[STATED GOAL]:
Copy the lines holding the word "ylabel", all of them.

[DATASET ROWS]:
__________
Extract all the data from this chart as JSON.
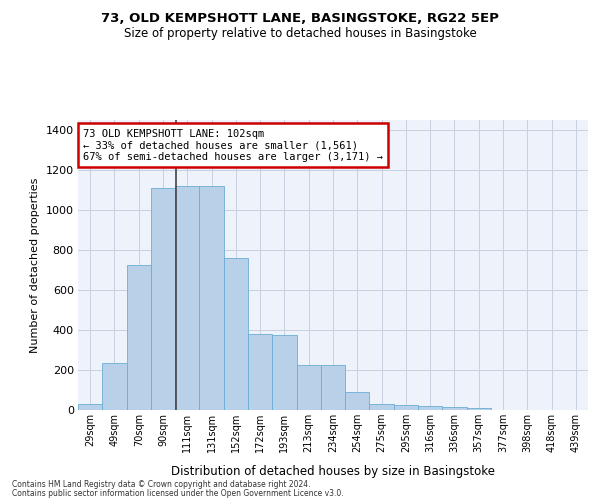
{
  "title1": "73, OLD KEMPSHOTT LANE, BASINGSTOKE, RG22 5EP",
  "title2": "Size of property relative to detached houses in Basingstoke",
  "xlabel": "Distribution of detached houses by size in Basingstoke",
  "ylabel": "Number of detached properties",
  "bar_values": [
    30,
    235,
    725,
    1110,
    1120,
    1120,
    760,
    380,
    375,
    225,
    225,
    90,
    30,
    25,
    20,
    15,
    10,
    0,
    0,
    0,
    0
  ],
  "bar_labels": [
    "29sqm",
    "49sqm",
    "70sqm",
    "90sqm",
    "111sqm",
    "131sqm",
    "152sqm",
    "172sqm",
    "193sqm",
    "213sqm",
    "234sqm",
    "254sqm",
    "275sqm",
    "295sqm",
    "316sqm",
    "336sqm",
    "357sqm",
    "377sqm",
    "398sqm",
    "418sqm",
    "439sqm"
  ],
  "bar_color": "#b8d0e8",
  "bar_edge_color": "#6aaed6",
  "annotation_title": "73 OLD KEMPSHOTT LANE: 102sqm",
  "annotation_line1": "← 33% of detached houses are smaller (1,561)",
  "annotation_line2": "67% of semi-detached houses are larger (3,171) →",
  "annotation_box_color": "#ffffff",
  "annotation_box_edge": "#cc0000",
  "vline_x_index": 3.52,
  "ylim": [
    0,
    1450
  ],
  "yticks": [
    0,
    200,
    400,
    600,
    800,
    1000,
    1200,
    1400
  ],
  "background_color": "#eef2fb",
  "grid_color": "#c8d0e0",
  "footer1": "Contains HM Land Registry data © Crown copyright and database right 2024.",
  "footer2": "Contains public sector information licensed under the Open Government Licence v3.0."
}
__________
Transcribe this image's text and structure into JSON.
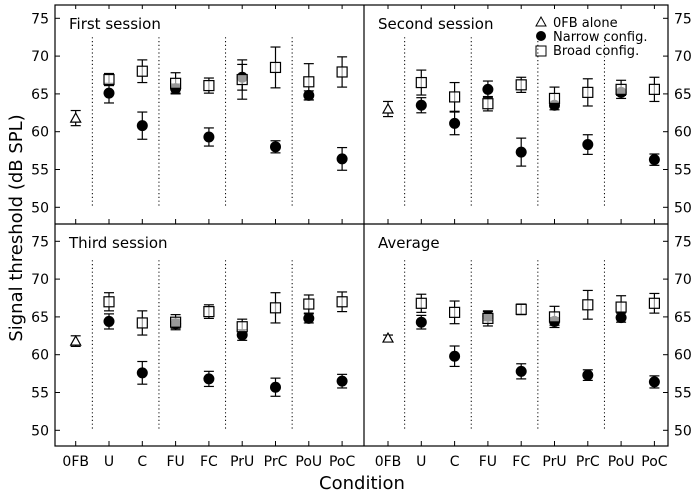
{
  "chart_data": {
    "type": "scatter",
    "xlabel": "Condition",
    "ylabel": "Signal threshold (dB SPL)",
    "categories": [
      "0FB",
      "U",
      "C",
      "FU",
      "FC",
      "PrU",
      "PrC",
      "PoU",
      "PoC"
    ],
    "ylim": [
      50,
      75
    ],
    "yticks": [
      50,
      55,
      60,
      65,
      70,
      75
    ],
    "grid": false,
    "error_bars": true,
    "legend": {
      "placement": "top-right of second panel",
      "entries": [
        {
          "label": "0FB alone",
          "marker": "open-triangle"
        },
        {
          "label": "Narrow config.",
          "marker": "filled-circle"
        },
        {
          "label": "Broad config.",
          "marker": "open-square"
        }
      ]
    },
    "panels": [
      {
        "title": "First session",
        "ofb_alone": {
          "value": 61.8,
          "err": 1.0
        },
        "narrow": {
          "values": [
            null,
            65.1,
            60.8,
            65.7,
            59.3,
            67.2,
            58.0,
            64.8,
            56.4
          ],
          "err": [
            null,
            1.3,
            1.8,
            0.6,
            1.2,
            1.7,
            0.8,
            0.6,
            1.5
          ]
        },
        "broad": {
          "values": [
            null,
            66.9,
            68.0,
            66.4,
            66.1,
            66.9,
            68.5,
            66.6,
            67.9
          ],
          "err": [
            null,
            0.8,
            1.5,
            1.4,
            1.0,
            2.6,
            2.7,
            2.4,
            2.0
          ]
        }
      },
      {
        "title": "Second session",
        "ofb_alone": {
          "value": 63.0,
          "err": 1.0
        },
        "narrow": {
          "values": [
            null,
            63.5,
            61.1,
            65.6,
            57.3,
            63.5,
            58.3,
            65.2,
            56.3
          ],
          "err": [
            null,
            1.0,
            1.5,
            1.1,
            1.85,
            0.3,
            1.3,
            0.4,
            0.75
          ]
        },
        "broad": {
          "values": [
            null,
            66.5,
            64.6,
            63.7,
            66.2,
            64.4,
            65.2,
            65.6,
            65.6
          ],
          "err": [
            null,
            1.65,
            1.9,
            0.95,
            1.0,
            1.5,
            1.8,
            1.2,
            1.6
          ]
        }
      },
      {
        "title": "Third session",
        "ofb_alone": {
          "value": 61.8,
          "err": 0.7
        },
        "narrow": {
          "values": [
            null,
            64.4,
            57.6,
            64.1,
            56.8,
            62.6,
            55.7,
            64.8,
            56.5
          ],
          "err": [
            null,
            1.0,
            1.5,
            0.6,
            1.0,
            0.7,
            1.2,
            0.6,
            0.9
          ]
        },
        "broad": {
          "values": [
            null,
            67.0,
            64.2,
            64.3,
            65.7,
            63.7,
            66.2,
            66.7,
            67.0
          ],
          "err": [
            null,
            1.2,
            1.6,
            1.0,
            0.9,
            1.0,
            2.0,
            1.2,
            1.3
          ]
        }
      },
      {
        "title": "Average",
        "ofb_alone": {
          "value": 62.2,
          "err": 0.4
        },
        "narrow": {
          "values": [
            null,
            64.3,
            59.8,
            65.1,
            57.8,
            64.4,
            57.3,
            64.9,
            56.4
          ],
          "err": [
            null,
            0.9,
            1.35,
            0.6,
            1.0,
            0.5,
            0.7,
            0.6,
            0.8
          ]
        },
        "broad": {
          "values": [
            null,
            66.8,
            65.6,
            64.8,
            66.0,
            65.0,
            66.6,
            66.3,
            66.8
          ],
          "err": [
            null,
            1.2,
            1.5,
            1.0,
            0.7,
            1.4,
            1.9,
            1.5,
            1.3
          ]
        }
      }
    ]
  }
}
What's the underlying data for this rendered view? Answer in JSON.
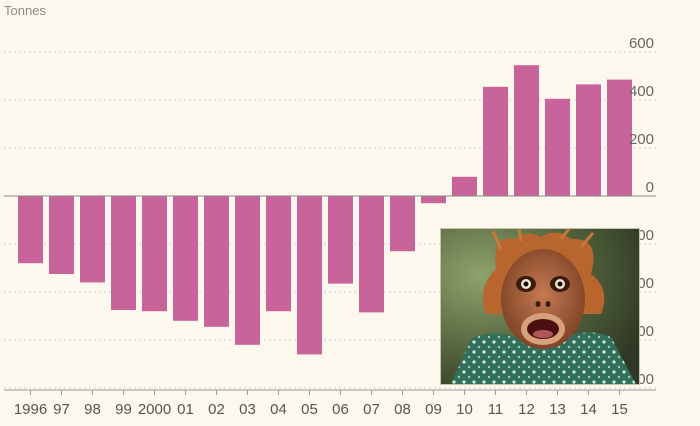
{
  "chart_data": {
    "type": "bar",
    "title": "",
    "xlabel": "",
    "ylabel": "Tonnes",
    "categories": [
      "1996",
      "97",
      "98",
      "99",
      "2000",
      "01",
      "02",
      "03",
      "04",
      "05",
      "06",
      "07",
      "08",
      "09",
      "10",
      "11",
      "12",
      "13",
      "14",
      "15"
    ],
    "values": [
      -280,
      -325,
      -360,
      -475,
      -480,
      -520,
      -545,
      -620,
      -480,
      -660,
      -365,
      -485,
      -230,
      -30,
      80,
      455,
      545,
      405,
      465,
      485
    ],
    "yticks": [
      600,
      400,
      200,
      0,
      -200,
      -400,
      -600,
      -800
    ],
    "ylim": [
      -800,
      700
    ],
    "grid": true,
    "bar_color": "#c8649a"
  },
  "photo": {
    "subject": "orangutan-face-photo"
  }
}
__________
[EXERCISE SOLUTION]:
  "ylabel": "Number of detached properties",
    "ylabel": "Signal threshold (dB SPL)",
    "ylabel": "Tonnes",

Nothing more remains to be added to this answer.